**Stated problem**
Copy out, from the entries below, each line holding the string "coïncidences".

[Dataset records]
--
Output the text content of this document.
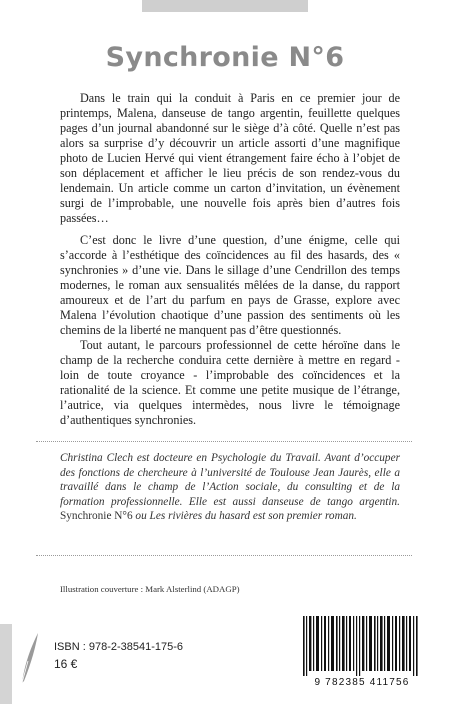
Synchronie N°6

Dans le train qui la conduit à Paris en ce premier jour de printemps, Malena, danseuse de tango argentin, feuillette quelques pages d’un journal abandonné sur le siège d’à côté. Quelle n’est pas alors sa surprise d’y découvrir un article assorti d’une magnifique photo de Lucien Hervé qui vient étrangement faire écho à l’objet de son déplacement et afficher le lieu précis de son rendez-vous du lendemain. Un article comme un carton d’invitation, un évènement surgi de l’improbable, une nouvelle fois après bien d’autres fois passées…

C’est donc le livre d’une question, d’une énigme, celle qui s’accorde à l’esthétique des coïncidences au fil des hasards, des « synchronies » d’une vie. Dans le sillage d’une Cendrillon des temps modernes, le roman aux sensualités mêlées de la danse, du rapport amoureux et de l’art du parfum en pays de Grasse, explore avec Malena l’évolution chaotique d’une passion des sentiments où les chemins de la liberté ne manquent pas d’être questionnés.

Tout autant, le parcours professionnel de cette héroïne dans le champ de la recherche conduira cette dernière à mettre en regard - loin de toute croyance - l’improbable des coïncidences et la rationalité de la science. Et comme une petite musique de l’étrange, l’autrice, via quelques intermèdes, nous livre le témoignage d’authentiques synchronies.

Christina Clech est docteure en Psychologie du Travail. Avant d’occuper des fonctions de chercheure à l’université de Toulouse Jean Jaurès, elle a travaillé dans le champ de l’Action sociale, du consulting et de la formation professionnelle. Elle est aussi danseuse de tango argentin. Synchronie N°6 ou Les rivières du hasard est son premier roman.

Illustration couverture : Mark Alsterlind (ADAGP)
ISBN : 978-2-38541-175-6
16 €
9 782385 411756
--
**Reply to the exercise**
C’est donc le livre d’une question, d’une énigme, celle qui s’accorde à l’esthétique des coïncidences au fil des hasards, des « synchronies » d’une vie. Dans le sillage d’une Cendrillon des temps modernes, le roman aux sensualités mêlées de la danse, du rapport amoureux et de l’art du parfum en pays de Grasse, explore avec Malena l’évolution chaotique d’une passion des sentiments où les chemins de la liberté ne manquent pas d’être questionnés.
Tout autant, le parcours professionnel de cette héroïne dans le champ de la recherche conduira cette dernière à mettre en regard - loin de toute croyance - l’improbable des coïncidences et la rationalité de la science. Et comme une petite musique de l’étrange, l’autrice, via quelques intermèdes, nous livre le témoignage d’authentiques synchronies.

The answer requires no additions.